Dataset records

====

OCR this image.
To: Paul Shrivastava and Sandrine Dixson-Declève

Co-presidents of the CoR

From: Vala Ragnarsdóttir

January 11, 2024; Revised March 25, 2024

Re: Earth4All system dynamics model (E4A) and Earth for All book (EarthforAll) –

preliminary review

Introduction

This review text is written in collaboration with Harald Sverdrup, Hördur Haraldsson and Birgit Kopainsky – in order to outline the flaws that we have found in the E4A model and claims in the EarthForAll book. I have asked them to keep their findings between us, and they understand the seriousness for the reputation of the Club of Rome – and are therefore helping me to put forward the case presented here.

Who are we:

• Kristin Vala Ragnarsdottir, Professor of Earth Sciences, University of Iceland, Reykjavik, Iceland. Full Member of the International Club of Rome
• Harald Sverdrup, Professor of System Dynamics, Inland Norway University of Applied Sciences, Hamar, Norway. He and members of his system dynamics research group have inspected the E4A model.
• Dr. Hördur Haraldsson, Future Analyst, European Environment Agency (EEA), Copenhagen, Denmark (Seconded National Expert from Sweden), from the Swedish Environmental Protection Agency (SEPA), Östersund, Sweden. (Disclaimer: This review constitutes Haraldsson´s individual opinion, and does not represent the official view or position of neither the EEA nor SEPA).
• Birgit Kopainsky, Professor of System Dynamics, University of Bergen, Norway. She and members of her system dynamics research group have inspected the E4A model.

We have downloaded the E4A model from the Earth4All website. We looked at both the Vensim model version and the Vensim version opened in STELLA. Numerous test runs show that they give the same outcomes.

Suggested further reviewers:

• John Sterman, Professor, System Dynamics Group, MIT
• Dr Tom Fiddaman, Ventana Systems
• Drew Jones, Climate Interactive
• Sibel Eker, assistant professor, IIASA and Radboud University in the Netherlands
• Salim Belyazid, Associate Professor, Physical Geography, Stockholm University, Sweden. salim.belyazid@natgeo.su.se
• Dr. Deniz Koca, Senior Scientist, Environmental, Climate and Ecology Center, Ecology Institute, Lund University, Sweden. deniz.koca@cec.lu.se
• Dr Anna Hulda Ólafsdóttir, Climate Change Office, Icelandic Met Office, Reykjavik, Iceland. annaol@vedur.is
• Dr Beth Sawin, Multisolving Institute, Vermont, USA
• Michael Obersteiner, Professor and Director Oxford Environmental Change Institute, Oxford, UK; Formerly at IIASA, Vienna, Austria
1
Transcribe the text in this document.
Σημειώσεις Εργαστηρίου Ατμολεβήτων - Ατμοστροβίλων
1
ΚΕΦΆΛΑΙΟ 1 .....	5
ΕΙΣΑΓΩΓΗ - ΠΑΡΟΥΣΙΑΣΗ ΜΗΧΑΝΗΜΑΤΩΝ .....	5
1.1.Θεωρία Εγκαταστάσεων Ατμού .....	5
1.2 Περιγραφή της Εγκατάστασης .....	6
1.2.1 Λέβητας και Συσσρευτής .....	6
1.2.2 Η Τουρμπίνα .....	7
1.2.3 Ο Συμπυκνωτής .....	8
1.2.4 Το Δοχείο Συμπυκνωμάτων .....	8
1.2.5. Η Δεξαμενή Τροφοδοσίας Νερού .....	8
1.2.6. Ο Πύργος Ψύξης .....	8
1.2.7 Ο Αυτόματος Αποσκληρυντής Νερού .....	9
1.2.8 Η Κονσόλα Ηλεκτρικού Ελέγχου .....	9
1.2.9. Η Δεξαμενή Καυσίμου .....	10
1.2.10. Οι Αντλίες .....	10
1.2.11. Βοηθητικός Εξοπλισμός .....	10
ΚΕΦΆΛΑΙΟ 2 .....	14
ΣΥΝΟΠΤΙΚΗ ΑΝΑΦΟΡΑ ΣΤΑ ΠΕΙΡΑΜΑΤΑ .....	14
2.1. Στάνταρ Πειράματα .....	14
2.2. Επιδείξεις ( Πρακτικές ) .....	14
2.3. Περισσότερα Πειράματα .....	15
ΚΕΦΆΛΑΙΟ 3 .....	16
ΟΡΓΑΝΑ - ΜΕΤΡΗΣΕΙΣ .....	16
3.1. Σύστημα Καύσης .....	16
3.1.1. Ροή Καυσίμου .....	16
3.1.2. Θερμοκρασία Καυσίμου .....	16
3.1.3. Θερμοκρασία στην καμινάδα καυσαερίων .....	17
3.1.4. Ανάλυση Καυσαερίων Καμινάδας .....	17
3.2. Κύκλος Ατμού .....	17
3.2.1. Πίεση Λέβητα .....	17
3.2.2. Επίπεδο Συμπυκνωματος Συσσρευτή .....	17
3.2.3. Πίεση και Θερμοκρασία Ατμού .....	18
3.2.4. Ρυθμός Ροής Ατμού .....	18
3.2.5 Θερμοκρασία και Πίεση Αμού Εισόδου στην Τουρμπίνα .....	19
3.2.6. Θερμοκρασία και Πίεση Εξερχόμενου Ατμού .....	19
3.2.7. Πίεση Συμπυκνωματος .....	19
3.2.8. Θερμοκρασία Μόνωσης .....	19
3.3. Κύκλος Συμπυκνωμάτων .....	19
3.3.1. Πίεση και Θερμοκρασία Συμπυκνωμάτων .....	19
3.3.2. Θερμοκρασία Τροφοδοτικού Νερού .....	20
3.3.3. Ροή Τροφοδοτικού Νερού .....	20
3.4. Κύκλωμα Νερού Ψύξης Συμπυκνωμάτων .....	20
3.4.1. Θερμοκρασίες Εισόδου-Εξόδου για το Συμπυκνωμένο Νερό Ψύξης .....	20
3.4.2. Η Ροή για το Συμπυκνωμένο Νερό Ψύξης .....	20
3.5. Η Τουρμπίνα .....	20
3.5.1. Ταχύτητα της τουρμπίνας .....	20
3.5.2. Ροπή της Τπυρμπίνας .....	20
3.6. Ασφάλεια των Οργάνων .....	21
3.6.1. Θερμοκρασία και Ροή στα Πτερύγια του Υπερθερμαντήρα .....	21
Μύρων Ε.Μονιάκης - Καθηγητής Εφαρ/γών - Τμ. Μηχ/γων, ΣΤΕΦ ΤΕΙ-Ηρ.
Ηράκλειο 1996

====

Return all of the data exactly as it reads.

OCR this image.
To: Paul Shrivastava and Sandrine Dixson-Declève

Co-presidents of the CoR

From: Vala Ragnarsdóttir

January 11, 2024; Revised March 25, 2024

Re: Earth4All system dynamics model (E4A) and Earth for All book (EarthforAll) –

preliminary review

Introduction

This review text is written in collaboration with Harald Sverdrup, Hördur Haraldsson and Birgit Kopainsky – in order to outline the flaws that we have found in the E4A model and claims in the EarthForAll book. I have asked them to keep their findings between us, and they understand the seriousness for the reputation of the Club of Rome – and are therefore helping me to put forward the case presented here.

Who are we:

• Kristin Vala Ragnarsdottir, Professor of Earth Sciences, University of Iceland, Reykjavik, Iceland. Full Member of the International Club of Rome
• Harald Sverdrup, Professor of System Dynamics, Inland Norway University of Applied Sciences, Hamar, Norway. He and members of his system dynamics research group have inspected the E4A model.
• Dr. Hördur Haraldsson, Future Analyst, European Environment Agency (EEA), Copenhagen, Denmark (Seconded National Expert from Sweden), from the Swedish Environmental Protection Agency (SEPA), Östersund, Sweden. (Disclaimer: This review constitutes Haraldsson´s individual opinion, and does not represent the official view or position of neither the EEA nor SEPA).
• Birgit Kopainsky, Professor of System Dynamics, University of Bergen, Norway. She and members of her system dynamics research group have inspected the E4A model.

We have downloaded the E4A model from the Earth4All website. We looked at both the Vensim model version and the Vensim version opened in STELLA. Numerous test runs show that they give the same outcomes.

Suggested further reviewers:

• John Sterman, Professor, System Dynamics Group, MIT
• Dr Tom Fiddaman, Ventana Systems
• Drew Jones, Climate Interactive
• Sibel Eker, assistant professor, IIASA and Radboud University in the Netherlands
• Salim Belyazid, Associate Professor, Physical Geography, Stockholm University, Sweden. salim.belyazid@natgeo.su.se
• Dr. Deniz Koca, Senior Scientist, Environmental, Climate and Ecology Center, Ecology Institute, Lund University, Sweden. deniz.koca@cec.lu.se
• Dr Anna Hulda Ólafsdóttir, Climate Change Office, Icelandic Met Office, Reykjavik, Iceland. annaol@vedur.is
• Dr Beth Sawin, Multisolving Institute, Vermont, USA
• Michael Obersteiner, Professor and Director Oxford Environmental Change Institute, Oxford, UK; Formerly at IIASA, Vienna, Austria
1
Transcribe the text in this document.
Σημειώσεις Εργαστηρίου Ατμολεβήτων - Ατμοστροβίλων
1
ΚΕΦΆΛΑΙΟ 1 .....	5
ΕΙΣΑΓΩΓΗ - ΠΑΡΟΥΣΙΑΣΗ ΜΗΧΑΝΗΜΑΤΩΝ .....	5
1.1.Θεωρία Εγκαταστάσεων Ατμού .....	5
1.2 Περιγραφή της Εγκατάστασης .....	6
1.2.1 Λέβητας και Συσσρευτής .....	6
1.2.2 Η Τουρμπίνα .....	7
1.2.3 Ο Συμπυκνωτής .....	8
1.2.4 Το Δοχείο Συμπυκνωμάτων .....	8
1.2.5. Η Δεξαμενή Τροφοδοσίας Νερού .....	8
1.2.6. Ο Πύργος Ψύξης .....	8
1.2.7 Ο Αυτόματος Αποσκληρυντής Νερού .....	9
1.2.8 Η Κονσόλα Ηλεκτρικού Ελέγχου .....	9
1.2.9. Η Δεξαμενή Καυσίμου .....	10
1.2.10. Οι Αντλίες .....	10
1.2.11. Βοηθητικός Εξοπλισμός .....	10
ΚΕΦΆΛΑΙΟ 2 .....	14
ΣΥΝΟΠΤΙΚΗ ΑΝΑΦΟΡΑ ΣΤΑ ΠΕΙΡΑΜΑΤΑ .....	14
2.1. Στάνταρ Πειράματα .....	14
2.2. Επιδείξεις ( Πρακτικές ) .....	14
2.3. Περισσότερα Πειράματα .....	15
ΚΕΦΆΛΑΙΟ 3 .....	16
ΟΡΓΑΝΑ - ΜΕΤΡΗΣΕΙΣ .....	16
3.1. Σύστημα Καύσης .....	16
3.1.1. Ροή Καυσίμου .....	16
3.1.2. Θερμοκρασία Καυσίμου .....	16
3.1.3. Θερμοκρασία στην καμινάδα καυσαερίων .....	17
3.1.4. Ανάλυση Καυσαερίων Καμινάδας .....	17
3.2. Κύκλος Ατμού .....	17
3.2.1. Πίεση Λέβητα .....	17
3.2.2. Επίπεδο Συμπυκνωματος Συσσρευτή .....	17
3.2.3. Πίεση και Θερμοκρασία Ατμού .....	18
3.2.4. Ρυθμός Ροής Ατμού .....	18
3.2.5 Θερμοκρασία και Πίεση Αμού Εισόδου στην Τουρμπίνα .....	19
3.2.6. Θερμοκρασία και Πίεση Εξερχόμενου Ατμού .....	19
3.2.7. Πίεση Συμπυκνωματος .....	19
3.2.8. Θερμοκρασία Μόνωσης .....	19
3.3. Κύκλος Συμπυκνωμάτων .....	19
3.3.1. Πίεση και Θερμοκρασία Συμπυκνωμάτων .....	19
3.3.2. Θερμοκρασία Τροφοδοτικού Νερού .....	20
3.3.3. Ροή Τροφοδοτικού Νερού .....	20
3.4. Κύκλωμα Νερού Ψύξης Συμπυκνωμάτων .....	20
3.4.1. Θερμοκρασίες Εισόδου-Εξόδου για το Συμπυκνωμένο Νερό Ψύξης .....	20
3.4.2. Η Ροή για το Συμπυκνωμένο Νερό Ψύξης .....	20
3.5. Η Τουρμπίνα .....	20
3.5.1. Ταχύτητα της τουρμπίνας .....	20
3.5.2. Ροπή της Τπυρμπίνας .....	20
3.6. Ασφάλεια των Οργάνων .....	21
3.6.1. Θερμοκρασία και Ροή στα Πτερύγια του Υπερθερμαντήρα .....	21
Μύρων Ε.Μονιάκης - Καθηγητής Εφαρ/γών - Τμ. Μηχ/γων, ΣΤΕΦ ΤΕΙ-Ηρ.
Ηράκλειο 1996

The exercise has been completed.